Source data
══════════════════════════════
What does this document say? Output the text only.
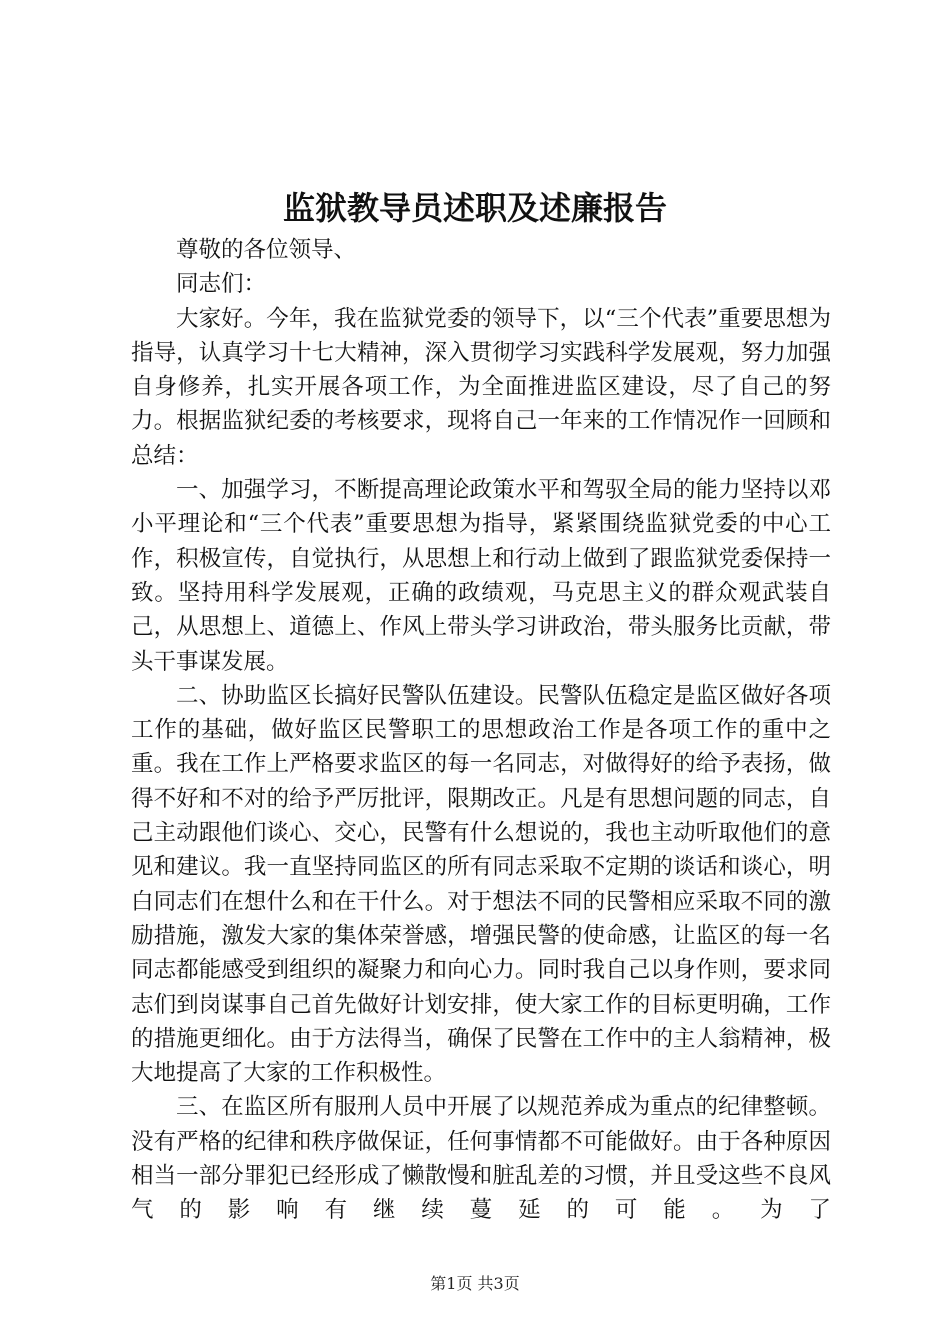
监狱教导员述职及述廉报告

尊敬的各位领导、

同志们：

大家好。今年，我在监狱党委的领导下，以“三个代表”重要思想为指导，认真学习十七大精神，深入贯彻学习实践科学发展观，努力加强自身修养，扎实开展各项工作，为全面推进监区建设，尽了自己的努力。根据监狱纪委的考核要求，现将自己一年来的工作情况作一回顾和总结：

一、加强学习，不断提高理论政策水平和驾驭全局的能力坚持以邓小平理论和“三个代表”重要思想为指导，紧紧围绕监狱党委的中心工作，积极宣传，自觉执行，从思想上和行动上做到了跟监狱党委保持一致。坚持用科学发展观，正确的政绩观，马克思主义的群众观武装自己，从思想上、道德上、作风上带头学习讲政治，带头服务比贡献，带头干事谋发展。

二、协助监区长搞好民警队伍建设。民警队伍稳定是监区做好各项工作的基础，做好监区民警职工的思想政治工作是各项工作的重中之重。我在工作上严格要求监区的每一名同志，对做得好的给予表扬，做得不好和不对的给予严厉批评，限期改正。凡是有思想问题的同志，自己主动跟他们谈心、交心，民警有什么想说的，我也主动听取他们的意见和建议。我一直坚持同监区的所有同志采取不定期的谈话和谈心，明白同志们在想什么和在干什么。对于想法不同的民警相应采取不同的激励措施，激发大家的集体荣誉感，增强民警的使命感，让监区的每一名同志都能感受到组织的凝聚力和向心力。同时我自己以身作则，要求同志们到岗谋事自己首先做好计划安排，使大家工作的目标更明确，工作的措施更细化。由于方法得当，确保了民警在工作中的主人翁精神，极大地提高了大家的工作积极性。

三、在监区所有服刑人员中开展了以规范养成为重点的纪律整顿。没有严格的纪律和秩序做保证，任何事情都不可能做好。由于各种原因相当一部分罪犯已经形成了懒散慢和脏乱差的习惯，并且受这些不良风气的影响有继续蔓延的可能。为了

第1页 共3页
══════════════════════════════
__WHAT NEEDS TO BE DONE__
Look above for every line with the word "重要思想为指导" and copy it.

__EXPECTED ANSWER__
大家好。今年，我在监狱党委的领导下，以“三个代表”重要思想为指导，认真学习十七大精神，深入贯彻学习实践科学发展观，努力加强自身修养，扎实开展各项工作，为全面推进监区建设，尽了自己的努力。根据监狱纪委的考核要求，现将自己一年来的工作情况作一回顾和总结：
一、加强学习，不断提高理论政策水平和驾驭全局的能力坚持以邓小平理论和“三个代表”重要思想为指导，紧紧围绕监狱党委的中心工作，积极宣传，自觉执行，从思想上和行动上做到了跟监狱党委保持一致。坚持用科学发展观，正确的政绩观，马克思主义的群众观武装自己，从思想上、道德上、作风上带头学习讲政治，带头服务比贡献，带头干事谋发展。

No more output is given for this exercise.